■ Given instruction
Copy nothing but the text: repeat each entry exactly and drop the images.
## Begin
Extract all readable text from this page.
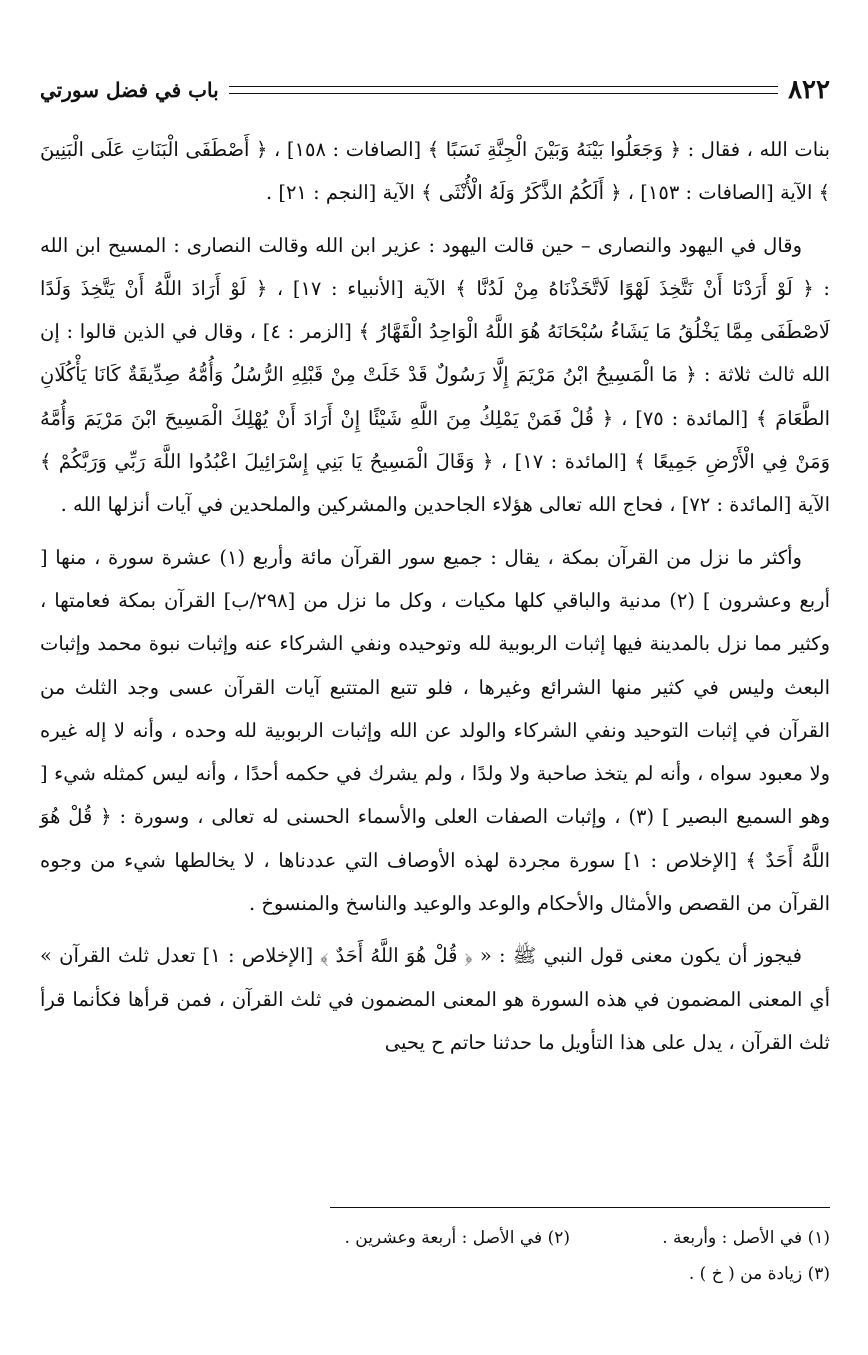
٨٢٢
باب في فضل سورتي

بنات الله ، فقال : ﴿ وَجَعَلُوا بَيْنَهُ وَبَيْنَ الْجِنَّةِ نَسَبًا ﴾ [الصافات : ١٥٨] ، ﴿ أَصْطَفَى الْبَنَاتِ عَلَى الْبَنِينَ ﴾ الآية [الصافات : ١٥٣] ، ﴿ أَلَكُمُ الذَّكَرُ وَلَهُ الْأُنْثَى ﴾ الآية [النجم : ٢١] .

وقال في اليهود والنصارى – حين قالت اليهود : عزير ابن الله وقالت النصارى : المسيح ابن الله : ﴿ لَوْ أَرَدْنَا أَنْ نَتَّخِذَ لَهْوًا لَاتَّخَذْنَاهُ مِنْ لَدُنَّا ﴾ الآية [الأنبياء : ١٧] ، ﴿ لَوْ أَرَادَ اللَّهُ أَنْ يَتَّخِذَ وَلَدًا لَاصْطَفَى مِمَّا يَخْلُقُ مَا يَشَاءُ سُبْحَانَهُ هُوَ اللَّهُ الْوَاحِدُ الْقَهَّارُ ﴾ [الزمر : ٤] ، وقال في الذين قالوا : إن الله ثالث ثلاثة : ﴿ مَا الْمَسِيحُ ابْنُ مَرْيَمَ إِلَّا رَسُولٌ قَدْ خَلَتْ مِنْ قَبْلِهِ الرُّسُلُ وَأُمُّهُ صِدِّيقَةٌ كَانَا يَأْكُلَانِ الطَّعَامَ ﴾ [المائدة : ٧٥] ، ﴿ قُلْ فَمَنْ يَمْلِكُ مِنَ اللَّهِ شَيْئًا إِنْ أَرَادَ أَنْ يُهْلِكَ الْمَسِيحَ ابْنَ مَرْيَمَ وَأُمَّهُ وَمَنْ فِي الْأَرْضِ جَمِيعًا ﴾ [المائدة : ١٧] ، ﴿ وَقَالَ الْمَسِيحُ يَا بَنِي إِسْرَائِيلَ اعْبُدُوا اللَّهَ رَبِّي وَرَبَّكُمْ ﴾ الآية [المائدة : ٧٢] ، فحاج الله تعالى هؤلاء الجاحدين والمشركين والملحدين في آيات أنزلها الله .

وأكثر ما نزل من القرآن بمكة ، يقال : جميع سور القرآن مائة وأربع (١) عشرة سورة ، منها [ أربع وعشرون ] (٢) مدنية والباقي كلها مكيات ، وكل ما نزل من [٢٩٨/ب] القرآن بمكة فعامتها ، وكثير مما نزل بالمدينة فيها إثبات الربوبية لله وتوحيده ونفي الشركاء عنه وإثبات نبوة محمد وإثبات البعث وليس في كثير منها الشرائع وغيرها ، فلو تتبع المتتبع آيات القرآن عسى وجد الثلث من القرآن في إثبات التوحيد ونفي الشركاء والولد عن الله وإثبات الربوبية لله وحده ، وأنه لا إله غيره ولا معبود سواه ، وأنه لم يتخذ صاحبة ولا ولدًا ، ولم يشرك في حكمه أحدًا ، وأنه ليس كمثله شيء [ وهو السميع البصير ] (٣) ، وإثبات الصفات العلى والأسماء الحسنى له تعالى ، وسورة : ﴿ قُلْ هُوَ اللَّهُ أَحَدٌ ﴾ [الإخلاص : ١] سورة مجردة لهذه الأوصاف التي عددناها ، لا يخالطها شيء من وجوه القرآن من القصص والأمثال والأحكام والوعد والوعيد والناسخ والمنسوخ .

فيجوز أن يكون معنى قول النبي ﷺ : « ﴿ قُلْ هُوَ اللَّهُ أَحَدٌ ﴾ [الإخلاص : ١] تعدل ثلث القرآن » أي المعنى المضمون في هذه السورة هو المعنى المضمون في ثلث القرآن ، فمن قرأها فكأنما قرأ ثلث القرآن ، يدل على هذا التأويل ما حدثنا حاتم ح يحيى

(١) في الأصل : وأربعة .
(٢) في الأصل : أربعة وعشرين .
(٣) زيادة من ( خ ) .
## End
■ Result for this exercise
Extract all readable text from this page.
٨٢٢
باب في فضل سورتي

بنات الله ، فقال : ﴿ وَجَعَلُوا بَيْنَهُ وَبَيْنَ الْجِنَّةِ نَسَبًا ﴾ [الصافات : ١٥٨] ، ﴿ أَصْطَفَى الْبَنَاتِ عَلَى الْبَنِينَ ﴾ الآية [الصافات : ١٥٣] ، ﴿ أَلَكُمُ الذَّكَرُ وَلَهُ الْأُنْثَى ﴾ الآية [النجم : ٢١] .

وقال في اليهود والنصارى – حين قالت اليهود : عزير ابن الله وقالت النصارى : المسيح ابن الله : ﴿ لَوْ أَرَدْنَا أَنْ نَتَّخِذَ لَهْوًا لَاتَّخَذْنَاهُ مِنْ لَدُنَّا ﴾ الآية [الأنبياء : ١٧] ، ﴿ لَوْ أَرَادَ اللَّهُ أَنْ يَتَّخِذَ وَلَدًا لَاصْطَفَى مِمَّا يَخْلُقُ مَا يَشَاءُ سُبْحَانَهُ هُوَ اللَّهُ الْوَاحِدُ الْقَهَّارُ ﴾ [الزمر : ٤] ، وقال في الذين قالوا : إن الله ثالث ثلاثة : ﴿ مَا الْمَسِيحُ ابْنُ مَرْيَمَ إِلَّا رَسُولٌ قَدْ خَلَتْ مِنْ قَبْلِهِ الرُّسُلُ وَأُمُّهُ صِدِّيقَةٌ كَانَا يَأْكُلَانِ الطَّعَامَ ﴾ [المائدة : ٧٥] ، ﴿ قُلْ فَمَنْ يَمْلِكُ مِنَ اللَّهِ شَيْئًا إِنْ أَرَادَ أَنْ يُهْلِكَ الْمَسِيحَ ابْنَ مَرْيَمَ وَأُمَّهُ وَمَنْ فِي الْأَرْضِ جَمِيعًا ﴾ [المائدة : ١٧] ، ﴿ وَقَالَ الْمَسِيحُ يَا بَنِي إِسْرَائِيلَ اعْبُدُوا اللَّهَ رَبِّي وَرَبَّكُمْ ﴾ الآية [المائدة : ٧٢] ، فحاج الله تعالى هؤلاء الجاحدين والمشركين والملحدين في آيات أنزلها الله .

وأكثر ما نزل من القرآن بمكة ، يقال : جميع سور القرآن مائة وأربع (١) عشرة سورة ، منها [ أربع وعشرون ] (٢) مدنية والباقي كلها مكيات ، وكل ما نزل من [٢٩٨/ب] القرآن بمكة فعامتها ، وكثير مما نزل بالمدينة فيها إثبات الربوبية لله وتوحيده ونفي الشركاء عنه وإثبات نبوة محمد وإثبات البعث وليس في كثير منها الشرائع وغيرها ، فلو تتبع المتتبع آيات القرآن عسى وجد الثلث من القرآن في إثبات التوحيد ونفي الشركاء والولد عن الله وإثبات الربوبية لله وحده ، وأنه لا إله غيره ولا معبود سواه ، وأنه لم يتخذ صاحبة ولا ولدًا ، ولم يشرك في حكمه أحدًا ، وأنه ليس كمثله شيء [ وهو السميع البصير ] (٣) ، وإثبات الصفات العلى والأسماء الحسنى له تعالى ، وسورة : ﴿ قُلْ هُوَ اللَّهُ أَحَدٌ ﴾ [الإخلاص : ١] سورة مجردة لهذه الأوصاف التي عددناها ، لا يخالطها شيء من وجوه القرآن من القصص والأمثال والأحكام والوعد والوعيد والناسخ والمنسوخ .

فيجوز أن يكون معنى قول النبي ﷺ : « ﴿ قُلْ هُوَ اللَّهُ أَحَدٌ ﴾ [الإخلاص : ١] تعدل ثلث القرآن » أي المعنى المضمون في هذه السورة هو المعنى المضمون في ثلث القرآن ، فمن قرأها فكأنما قرأ ثلث القرآن ، يدل على هذا التأويل ما حدثنا حاتم ح يحيى

(١) في الأصل : وأربعة .
(٢) في الأصل : أربعة وعشرين .
(٣) زيادة من ( خ ) .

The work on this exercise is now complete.